RECORDS SHOWN –
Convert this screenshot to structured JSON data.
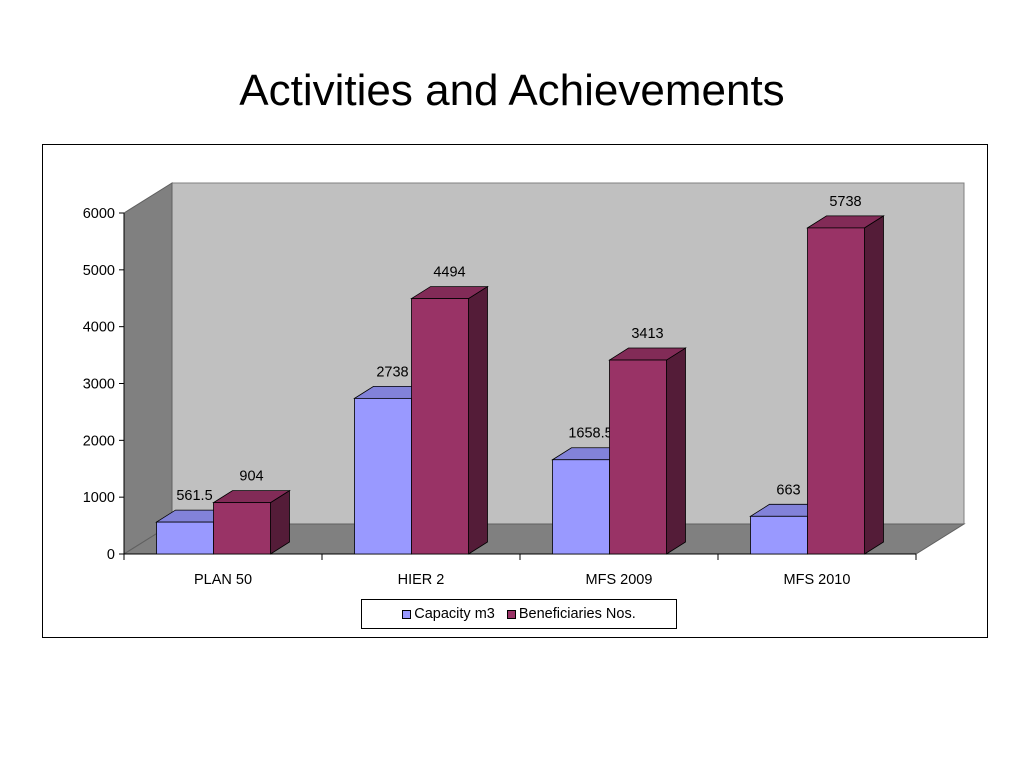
{
  "slide": {
    "title": "Activities and Achievements"
  },
  "chart_data": {
    "type": "bar",
    "title": "",
    "xlabel": "",
    "ylabel": "",
    "ylim": [
      0,
      6000
    ],
    "yticks": [
      0,
      1000,
      2000,
      3000,
      4000,
      5000,
      6000
    ],
    "grid": false,
    "style": "3d-clustered-column",
    "legend_position": "bottom",
    "categories": [
      "PLAN 50",
      "HIER 2",
      "MFS 2009",
      "MFS 2010"
    ],
    "series": [
      {
        "name": "Capacity m3",
        "values": [
          561.5,
          2738,
          1658.5,
          663
        ],
        "labels": [
          "561.5",
          "2738",
          "1658.5",
          "663"
        ],
        "color": "#9999ff"
      },
      {
        "name": "Beneficiaries Nos.",
        "values": [
          904,
          4494,
          3413,
          5738
        ],
        "labels": [
          "904",
          "4494",
          "3413",
          "5738"
        ],
        "color": "#993366"
      }
    ]
  }
}
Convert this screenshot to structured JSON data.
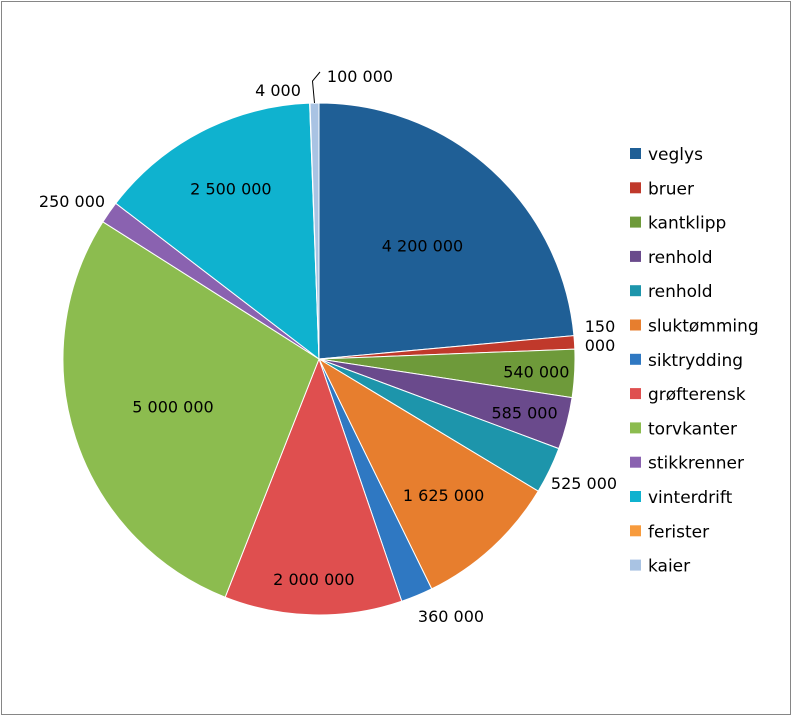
{
  "chart_data": {
    "type": "pie",
    "title": "",
    "legend_position": "right",
    "series": [
      {
        "name": "veglys",
        "value": 4200000,
        "label": "4 200 000",
        "color": "#1f5f96"
      },
      {
        "name": "bruer",
        "value": 150000,
        "label": "150 000",
        "color": "#c0392b"
      },
      {
        "name": "kantklipp",
        "value": 540000,
        "label": "540 000",
        "color": "#6e9a3a"
      },
      {
        "name": "renhold",
        "value": 585000,
        "label": "585 000",
        "color": "#6a4a8c"
      },
      {
        "name": "renhold",
        "value": 525000,
        "label": "525 000",
        "color": "#1d95ab"
      },
      {
        "name": "sluktømming",
        "value": 1625000,
        "label": "1 625 000",
        "color": "#e77e2e"
      },
      {
        "name": "siktrydding",
        "value": 360000,
        "label": "360 000",
        "color": "#2f78c2"
      },
      {
        "name": "grøfterensk",
        "value": 2000000,
        "label": "2 000 000",
        "color": "#df4f4f"
      },
      {
        "name": "torvkanter",
        "value": 5000000,
        "label": "5 000 000",
        "color": "#8cbc4f"
      },
      {
        "name": "stikkrenner",
        "value": 250000,
        "label": "250 000",
        "color": "#8a62b0"
      },
      {
        "name": "vinterdrift",
        "value": 2500000,
        "label": "2 500 000",
        "color": "#0fb2cf"
      },
      {
        "name": "ferister",
        "value": 4000,
        "label": "4 000",
        "color": "#f79b3d"
      },
      {
        "name": "kaier",
        "value": 100000,
        "label": "100 000",
        "color": "#a9c3e3"
      }
    ]
  }
}
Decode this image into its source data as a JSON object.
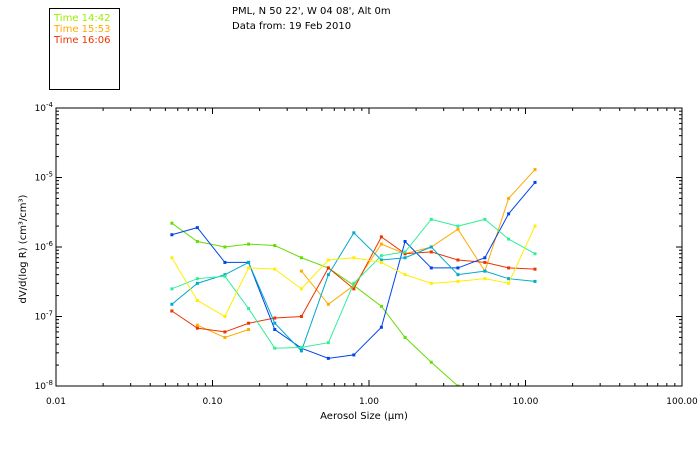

TO DO – Make a verbatim copy of all the entries and strip out the pictures.

RESULT OF THIS EXERCISE –
Convert this screenshot to structured JSON data.
{
  "slide": {
    "title": "Activities and Achievements"
  },
  "chart_data": {
    "type": "bar",
    "title": "",
    "xlabel": "",
    "ylabel": "",
    "ylim": [
      0,
      6000
    ],
    "yticks": [
      0,
      1000,
      2000,
      3000,
      4000,
      5000,
      6000
    ],
    "grid": false,
    "style": "3d-clustered-column",
    "legend_position": "bottom",
    "categories": [
      "PLAN 50",
      "HIER 2",
      "MFS 2009",
      "MFS 2010"
    ],
    "series": [
      {
        "name": "Capacity m3",
        "values": [
          561.5,
          2738,
          1658.5,
          663
        ],
        "labels": [
          "561.5",
          "2738",
          "1658.5",
          "663"
        ],
        "color": "#9999ff"
      },
      {
        "name": "Beneficiaries Nos.",
        "values": [
          904,
          4494,
          3413,
          5738
        ],
        "labels": [
          "904",
          "4494",
          "3413",
          "5738"
        ],
        "color": "#993366"
      }
    ]
  }
}
Convert this screenshot to structured JSON data.
{
  "chart_data": {
    "type": "pie",
    "title": "",
    "legend_position": "right",
    "series": [
      {
        "name": "veglys",
        "value": 4200000,
        "label": "4 200 000",
        "color": "#1f5f96"
      },
      {
        "name": "bruer",
        "value": 150000,
        "label": "150 000",
        "color": "#c0392b"
      },
      {
        "name": "kantklipp",
        "value": 540000,
        "label": "540 000",
        "color": "#6e9a3a"
      },
      {
        "name": "renhold",
        "value": 585000,
        "label": "585 000",
        "color": "#6a4a8c"
      },
      {
        "name": "renhold",
        "value": 525000,
        "label": "525 000",
        "color": "#1d95ab"
      },
      {
        "name": "sluktømming",
        "value": 1625000,
        "label": "1 625 000",
        "color": "#e77e2e"
      },
      {
        "name": "siktrydding",
        "value": 360000,
        "label": "360 000",
        "color": "#2f78c2"
      },
      {
        "name": "grøfterensk",
        "value": 2000000,
        "label": "2 000 000",
        "color": "#df4f4f"
      },
      {
        "name": "torvkanter",
        "value": 5000000,
        "label": "5 000 000",
        "color": "#8cbc4f"
      },
      {
        "name": "stikkrenner",
        "value": 250000,
        "label": "250 000",
        "color": "#8a62b0"
      },
      {
        "name": "vinterdrift",
        "value": 2500000,
        "label": "2 500 000",
        "color": "#0fb2cf"
      },
      {
        "name": "ferister",
        "value": 4000,
        "label": "4 000",
        "color": "#f79b3d"
      },
      {
        "name": "kaier",
        "value": 100000,
        "label": "100 000",
        "color": "#a9c3e3"
      }
    ]
  }
}
Decode this image into its source data as a JSON object.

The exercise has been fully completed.